◆ **The request**
Transcribe the entries exactly; images are not part of the copy.

◆ **Listed records**
[Begin]
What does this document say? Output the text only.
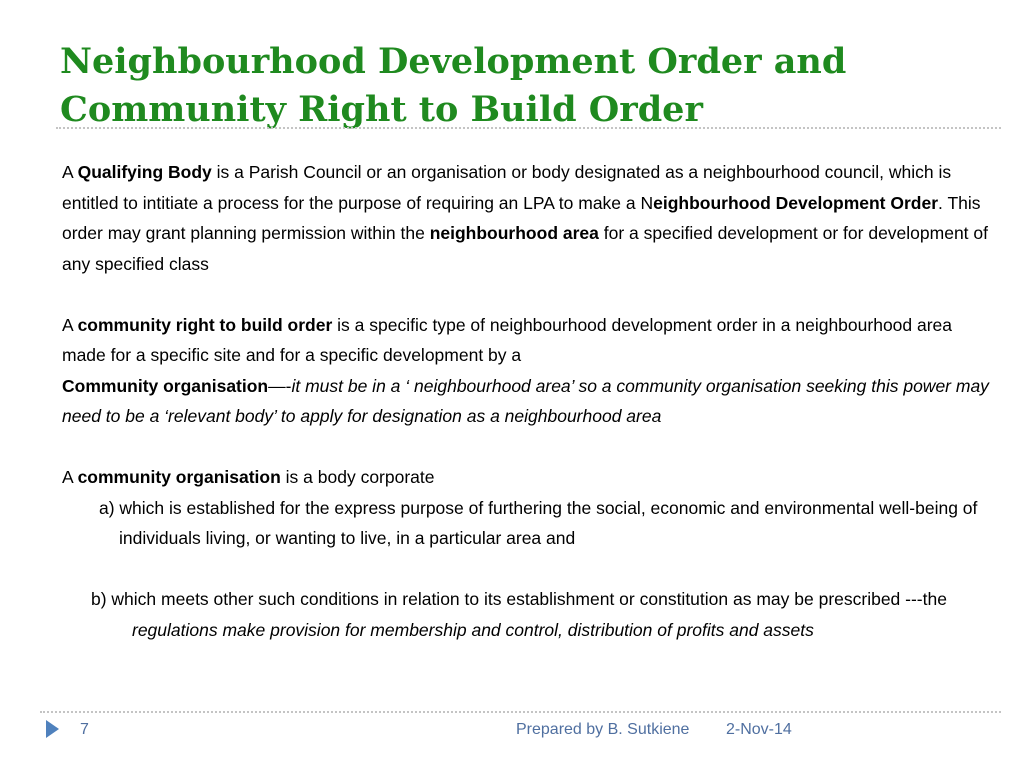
Neighbourhood Development Order and
Community Right to Build Order

A Qualifying Body is a Parish Council or an organisation or body designated as a neighbourhood council, which is entitled to intitiate a process for the purpose of requiring an LPA to make a Neighbourhood Development Order. This order may grant planning permission within the neighbourhood area for a specified development or for development of any specified class

A community right to build order is a specific type of neighbourhood development order in a neighbourhood area made for a specific site and for a specific development by a
Community organisation—-it must be in a ‘ neighbourhood area’ so a community organisation seeking this power may need to be a ‘relevant body’ to apply for designation as a neighbourhood area

A community organisation is a body corporate

a) which is established for the express purpose of furthering the social, economic and environmental well-being of individuals living, or wanting to live, in a particular area and

b) which meets other such conditions in relation to its establishment or constitution as may be prescribed ---the regulations make provision for membership and control, distribution of profits and assets

7	Prepared by B. Sutkiene 2-Nov-14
[End]
◆ **Exercise response**
What does this document say? Output the text only.
Neighbourhood Development Order and
Community Right to Build Order

A Qualifying Body is a Parish Council or an organisation or body designated as a neighbourhood council, which is entitled to intitiate a process for the purpose of requiring an LPA to make a Neighbourhood Development Order. This order may grant planning permission within the neighbourhood area for a specified development or for development of any specified class

A community right to build order is a specific type of neighbourhood development order in a neighbourhood area made for a specific site and for a specific development by a
Community organisation—-it must be in a ‘ neighbourhood area’ so a community organisation seeking this power may need to be a ‘relevant body’ to apply for designation as a neighbourhood area

A community organisation is a body corporate

a) which is established for the express purpose of furthering the social, economic and environmental well-being of individuals living, or wanting to live, in a particular area and

b) which meets other such conditions in relation to its establishment or constitution as may be prescribed ---the regulations make provision for membership and control, distribution of profits and assets

7	Prepared by B. Sutkiene 2-Nov-14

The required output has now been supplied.